— Start Records provided —
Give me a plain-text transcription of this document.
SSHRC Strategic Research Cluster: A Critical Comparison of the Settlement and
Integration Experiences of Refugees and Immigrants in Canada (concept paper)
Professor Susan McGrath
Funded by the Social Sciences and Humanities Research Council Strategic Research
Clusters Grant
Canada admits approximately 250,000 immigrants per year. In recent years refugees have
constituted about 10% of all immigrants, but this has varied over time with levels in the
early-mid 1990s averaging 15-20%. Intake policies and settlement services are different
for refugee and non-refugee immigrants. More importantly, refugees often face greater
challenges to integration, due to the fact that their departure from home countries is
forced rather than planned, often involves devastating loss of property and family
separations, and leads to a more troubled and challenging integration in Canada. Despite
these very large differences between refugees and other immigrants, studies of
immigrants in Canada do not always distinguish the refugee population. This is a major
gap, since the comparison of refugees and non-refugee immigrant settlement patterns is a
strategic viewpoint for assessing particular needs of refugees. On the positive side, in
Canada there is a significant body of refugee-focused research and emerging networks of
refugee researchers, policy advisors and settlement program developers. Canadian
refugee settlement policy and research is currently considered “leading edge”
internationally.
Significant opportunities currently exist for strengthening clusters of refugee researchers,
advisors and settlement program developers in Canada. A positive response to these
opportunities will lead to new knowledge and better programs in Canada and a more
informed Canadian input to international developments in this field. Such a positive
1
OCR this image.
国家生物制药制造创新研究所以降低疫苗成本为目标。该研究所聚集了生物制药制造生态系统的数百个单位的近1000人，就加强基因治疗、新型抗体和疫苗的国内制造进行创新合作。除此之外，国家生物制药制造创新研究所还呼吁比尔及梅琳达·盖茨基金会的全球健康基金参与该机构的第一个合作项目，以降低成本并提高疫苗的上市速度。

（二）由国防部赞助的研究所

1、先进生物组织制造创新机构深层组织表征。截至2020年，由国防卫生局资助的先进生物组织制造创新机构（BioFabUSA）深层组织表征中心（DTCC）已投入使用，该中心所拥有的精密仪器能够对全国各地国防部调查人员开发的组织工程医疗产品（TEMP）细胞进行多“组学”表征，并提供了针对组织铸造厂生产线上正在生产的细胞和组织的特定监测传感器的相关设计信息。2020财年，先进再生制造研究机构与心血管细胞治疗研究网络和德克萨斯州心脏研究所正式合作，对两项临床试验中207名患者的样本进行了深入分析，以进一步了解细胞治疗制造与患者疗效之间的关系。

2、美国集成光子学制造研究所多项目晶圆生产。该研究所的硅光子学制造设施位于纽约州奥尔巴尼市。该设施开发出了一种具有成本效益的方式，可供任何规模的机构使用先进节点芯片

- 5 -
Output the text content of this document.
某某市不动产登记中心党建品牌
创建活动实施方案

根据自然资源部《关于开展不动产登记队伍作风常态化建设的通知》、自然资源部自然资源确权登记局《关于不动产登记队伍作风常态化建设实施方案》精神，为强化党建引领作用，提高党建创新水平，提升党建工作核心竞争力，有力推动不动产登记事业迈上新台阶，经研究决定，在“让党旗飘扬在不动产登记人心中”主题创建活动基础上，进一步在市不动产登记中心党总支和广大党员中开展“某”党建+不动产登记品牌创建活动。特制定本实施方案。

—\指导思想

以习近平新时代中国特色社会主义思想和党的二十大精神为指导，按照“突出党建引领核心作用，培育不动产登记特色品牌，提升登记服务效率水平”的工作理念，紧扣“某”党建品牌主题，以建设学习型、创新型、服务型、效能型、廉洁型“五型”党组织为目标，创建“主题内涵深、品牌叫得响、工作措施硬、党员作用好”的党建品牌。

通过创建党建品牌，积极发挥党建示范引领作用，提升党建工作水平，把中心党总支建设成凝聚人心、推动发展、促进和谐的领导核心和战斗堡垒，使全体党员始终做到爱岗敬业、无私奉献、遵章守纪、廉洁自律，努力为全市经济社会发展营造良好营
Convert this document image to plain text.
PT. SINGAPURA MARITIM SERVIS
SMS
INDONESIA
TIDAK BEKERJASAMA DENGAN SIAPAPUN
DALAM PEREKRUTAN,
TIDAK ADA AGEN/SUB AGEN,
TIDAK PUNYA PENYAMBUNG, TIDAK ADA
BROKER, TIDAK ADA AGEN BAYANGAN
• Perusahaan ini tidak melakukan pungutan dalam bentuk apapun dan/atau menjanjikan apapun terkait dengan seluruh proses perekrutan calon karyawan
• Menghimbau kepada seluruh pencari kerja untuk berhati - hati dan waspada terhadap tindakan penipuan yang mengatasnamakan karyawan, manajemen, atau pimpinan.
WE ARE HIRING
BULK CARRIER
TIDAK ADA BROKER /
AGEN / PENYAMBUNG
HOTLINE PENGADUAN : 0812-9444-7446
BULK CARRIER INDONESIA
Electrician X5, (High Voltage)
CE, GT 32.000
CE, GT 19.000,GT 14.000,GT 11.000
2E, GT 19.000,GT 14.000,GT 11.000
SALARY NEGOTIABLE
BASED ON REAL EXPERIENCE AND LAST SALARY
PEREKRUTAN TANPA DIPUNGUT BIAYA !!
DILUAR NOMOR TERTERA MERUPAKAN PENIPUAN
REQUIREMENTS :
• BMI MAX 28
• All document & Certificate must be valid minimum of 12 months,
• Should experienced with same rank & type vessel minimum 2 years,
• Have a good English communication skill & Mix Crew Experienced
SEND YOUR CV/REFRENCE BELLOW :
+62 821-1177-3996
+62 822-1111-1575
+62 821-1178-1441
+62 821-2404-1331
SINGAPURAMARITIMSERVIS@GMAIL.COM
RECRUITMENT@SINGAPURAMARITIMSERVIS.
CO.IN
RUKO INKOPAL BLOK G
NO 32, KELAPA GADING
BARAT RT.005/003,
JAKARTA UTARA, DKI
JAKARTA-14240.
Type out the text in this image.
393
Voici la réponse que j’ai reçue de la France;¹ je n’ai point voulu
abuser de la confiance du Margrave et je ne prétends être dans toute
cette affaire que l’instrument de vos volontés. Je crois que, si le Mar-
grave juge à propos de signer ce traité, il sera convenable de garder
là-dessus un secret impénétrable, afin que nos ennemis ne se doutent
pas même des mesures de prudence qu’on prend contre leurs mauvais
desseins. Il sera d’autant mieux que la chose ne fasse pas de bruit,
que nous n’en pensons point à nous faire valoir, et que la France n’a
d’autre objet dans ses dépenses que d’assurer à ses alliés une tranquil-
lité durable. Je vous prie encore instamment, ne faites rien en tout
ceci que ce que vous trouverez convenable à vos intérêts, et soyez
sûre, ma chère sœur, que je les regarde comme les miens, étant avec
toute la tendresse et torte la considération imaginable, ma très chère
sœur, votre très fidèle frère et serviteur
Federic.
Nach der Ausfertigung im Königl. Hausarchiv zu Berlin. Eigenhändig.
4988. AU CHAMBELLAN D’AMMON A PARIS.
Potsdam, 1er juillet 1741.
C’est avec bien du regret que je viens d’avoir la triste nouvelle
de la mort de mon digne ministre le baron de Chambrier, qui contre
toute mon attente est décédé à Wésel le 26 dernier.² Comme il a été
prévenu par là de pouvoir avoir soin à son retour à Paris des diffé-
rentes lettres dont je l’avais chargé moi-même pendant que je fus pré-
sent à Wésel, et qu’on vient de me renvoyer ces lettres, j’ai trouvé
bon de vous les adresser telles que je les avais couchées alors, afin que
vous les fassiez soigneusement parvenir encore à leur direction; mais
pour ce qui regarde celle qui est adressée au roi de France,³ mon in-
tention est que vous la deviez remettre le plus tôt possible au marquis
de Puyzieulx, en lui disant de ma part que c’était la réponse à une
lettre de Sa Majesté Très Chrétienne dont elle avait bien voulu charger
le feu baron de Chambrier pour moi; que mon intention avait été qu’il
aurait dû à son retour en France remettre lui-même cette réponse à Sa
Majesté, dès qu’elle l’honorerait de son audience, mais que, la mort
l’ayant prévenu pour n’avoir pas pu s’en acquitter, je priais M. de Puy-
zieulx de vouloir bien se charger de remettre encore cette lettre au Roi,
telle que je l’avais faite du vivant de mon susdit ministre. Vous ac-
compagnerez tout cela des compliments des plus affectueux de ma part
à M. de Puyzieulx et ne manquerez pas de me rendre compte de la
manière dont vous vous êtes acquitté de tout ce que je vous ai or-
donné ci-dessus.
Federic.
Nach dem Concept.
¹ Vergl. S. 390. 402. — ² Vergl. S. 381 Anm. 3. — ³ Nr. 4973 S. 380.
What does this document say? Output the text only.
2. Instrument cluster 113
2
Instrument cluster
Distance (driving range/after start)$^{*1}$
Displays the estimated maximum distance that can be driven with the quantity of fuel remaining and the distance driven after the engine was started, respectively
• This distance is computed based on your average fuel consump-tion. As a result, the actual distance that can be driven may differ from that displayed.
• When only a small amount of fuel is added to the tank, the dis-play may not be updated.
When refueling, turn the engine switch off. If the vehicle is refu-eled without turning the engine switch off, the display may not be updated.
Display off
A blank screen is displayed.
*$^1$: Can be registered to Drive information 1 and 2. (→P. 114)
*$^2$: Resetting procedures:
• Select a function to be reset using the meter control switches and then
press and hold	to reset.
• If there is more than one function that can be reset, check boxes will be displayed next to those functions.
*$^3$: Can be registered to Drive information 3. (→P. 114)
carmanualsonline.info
— End Records provided —
What the exercise asks: Above are the records; copy every line in them that holds the word "than".

Solution:
forced rather than planned, often involves devastating loss of property and family
• If there is more than one function that can be reset, check boxes will be displayed next to those functions.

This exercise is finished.